WHAT IS EXPECTED >> Return the entries in their entirety, precisely as given.

RECORDS FOR PROCESSING >>
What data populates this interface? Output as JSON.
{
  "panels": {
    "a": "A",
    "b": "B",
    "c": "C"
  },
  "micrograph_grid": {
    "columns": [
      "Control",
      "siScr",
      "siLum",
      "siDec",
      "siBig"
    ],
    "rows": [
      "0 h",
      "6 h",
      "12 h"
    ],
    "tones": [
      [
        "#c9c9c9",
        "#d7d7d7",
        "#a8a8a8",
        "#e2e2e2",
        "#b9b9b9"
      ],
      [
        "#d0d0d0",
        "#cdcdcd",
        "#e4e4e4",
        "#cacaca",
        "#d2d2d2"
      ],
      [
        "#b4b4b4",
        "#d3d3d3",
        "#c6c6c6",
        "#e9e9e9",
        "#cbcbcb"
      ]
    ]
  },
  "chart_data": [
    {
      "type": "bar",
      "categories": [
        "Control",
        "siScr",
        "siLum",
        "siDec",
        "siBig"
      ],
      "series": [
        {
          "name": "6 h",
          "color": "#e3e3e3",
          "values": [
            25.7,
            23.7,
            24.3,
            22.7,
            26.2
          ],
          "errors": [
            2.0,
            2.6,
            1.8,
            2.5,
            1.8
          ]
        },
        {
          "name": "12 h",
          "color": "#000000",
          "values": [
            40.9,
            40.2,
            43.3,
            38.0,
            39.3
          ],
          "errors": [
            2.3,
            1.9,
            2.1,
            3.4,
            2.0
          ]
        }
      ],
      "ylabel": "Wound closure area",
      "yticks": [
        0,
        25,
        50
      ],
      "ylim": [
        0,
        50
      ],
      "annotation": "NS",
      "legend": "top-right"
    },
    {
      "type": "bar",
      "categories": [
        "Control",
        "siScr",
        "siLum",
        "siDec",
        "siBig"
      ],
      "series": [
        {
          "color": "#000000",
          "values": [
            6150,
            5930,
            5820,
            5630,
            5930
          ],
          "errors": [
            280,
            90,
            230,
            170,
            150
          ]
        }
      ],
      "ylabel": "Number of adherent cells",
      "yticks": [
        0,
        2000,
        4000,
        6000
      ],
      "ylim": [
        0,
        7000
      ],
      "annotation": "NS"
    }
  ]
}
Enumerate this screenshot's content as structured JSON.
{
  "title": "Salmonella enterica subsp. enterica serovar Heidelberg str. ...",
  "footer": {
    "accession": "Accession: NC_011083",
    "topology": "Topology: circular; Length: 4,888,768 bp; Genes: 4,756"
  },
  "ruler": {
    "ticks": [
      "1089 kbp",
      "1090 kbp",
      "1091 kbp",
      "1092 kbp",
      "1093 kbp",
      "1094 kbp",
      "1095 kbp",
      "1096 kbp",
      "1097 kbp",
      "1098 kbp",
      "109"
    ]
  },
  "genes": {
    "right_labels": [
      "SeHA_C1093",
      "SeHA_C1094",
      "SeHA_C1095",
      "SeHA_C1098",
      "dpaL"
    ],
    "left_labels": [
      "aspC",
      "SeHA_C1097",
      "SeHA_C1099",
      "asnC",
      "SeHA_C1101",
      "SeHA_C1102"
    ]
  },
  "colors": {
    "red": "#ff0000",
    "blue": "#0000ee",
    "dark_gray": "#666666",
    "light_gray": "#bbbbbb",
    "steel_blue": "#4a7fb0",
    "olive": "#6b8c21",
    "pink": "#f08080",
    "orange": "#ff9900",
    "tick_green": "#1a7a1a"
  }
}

RESPONSE TO THE EXERCISE >>
What data populates this interface? Output as JSON.
{
  "panels": {
    "a": "A",
    "b": "B",
    "c": "C"
  },
  "micrograph_grid": {
    "columns": [
      "Control",
      "siScr",
      "siLum",
      "siDec",
      "siBig"
    ],
    "rows": [
      "0 h",
      "6 h",
      "12 h"
    ],
    "tones": [
      [
        "#c9c9c9",
        "#d7d7d7",
        "#a8a8a8",
        "#e2e2e2",
        "#b9b9b9"
      ],
      [
        "#d0d0d0",
        "#cdcdcd",
        "#e4e4e4",
        "#cacaca",
        "#d2d2d2"
      ],
      [
        "#b4b4b4",
        "#d3d3d3",
        "#c6c6c6",
        "#e9e9e9",
        "#cbcbcb"
      ]
    ]
  },
  "chart_data": [
    {
      "type": "bar",
      "categories": [
        "Control",
        "siScr",
        "siLum",
        "siDec",
        "siBig"
      ],
      "series": [
        {
          "name": "6 h",
          "color": "#e3e3e3",
          "values": [
            25.7,
            23.7,
            24.3,
            22.7,
            26.2
          ],
          "errors": [
            2.0,
            2.6,
            1.8,
            2.5,
            1.8
          ]
        },
        {
          "name": "12 h",
          "color": "#000000",
          "values": [
            40.9,
            40.2,
            43.3,
            38.0,
            39.3
          ],
          "errors": [
            2.3,
            1.9,
            2.1,
            3.4,
            2.0
          ]
        }
      ],
      "ylabel": "Wound closure area",
      "yticks": [
        0,
        25,
        50
      ],
      "ylim": [
        0,
        50
      ],
      "annotation": "NS",
      "legend": "top-right"
    },
    {
      "type": "bar",
      "categories": [
        "Control",
        "siScr",
        "siLum",
        "siDec",
        "siBig"
      ],
      "series": [
        {
          "color": "#000000",
          "values": [
            6150,
            5930,
            5820,
            5630,
            5930
          ],
          "errors": [
            280,
            90,
            230,
            170,
            150
          ]
        }
      ],
      "ylabel": "Number of adherent cells",
      "yticks": [
        0,
        2000,
        4000,
        6000
      ],
      "ylim": [
        0,
        7000
      ],
      "annotation": "NS"
    }
  ]
}
Enumerate this screenshot's content as structured JSON.
{
  "title": "Salmonella enterica subsp. enterica serovar Heidelberg str. ...",
  "footer": {
    "accession": "Accession: NC_011083",
    "topology": "Topology: circular; Length: 4,888,768 bp; Genes: 4,756"
  },
  "ruler": {
    "ticks": [
      "1089 kbp",
      "1090 kbp",
      "1091 kbp",
      "1092 kbp",
      "1093 kbp",
      "1094 kbp",
      "1095 kbp",
      "1096 kbp",
      "1097 kbp",
      "1098 kbp",
      "109"
    ]
  },
  "genes": {
    "right_labels": [
      "SeHA_C1093",
      "SeHA_C1094",
      "SeHA_C1095",
      "SeHA_C1098",
      "dpaL"
    ],
    "left_labels": [
      "aspC",
      "SeHA_C1097",
      "SeHA_C1099",
      "asnC",
      "SeHA_C1101",
      "SeHA_C1102"
    ]
  },
  "colors": {
    "red": "#ff0000",
    "blue": "#0000ee",
    "dark_gray": "#666666",
    "light_gray": "#bbbbbb",
    "steel_blue": "#4a7fb0",
    "olive": "#6b8c21",
    "pink": "#f08080",
    "orange": "#ff9900",
    "tick_green": "#1a7a1a"
  }
}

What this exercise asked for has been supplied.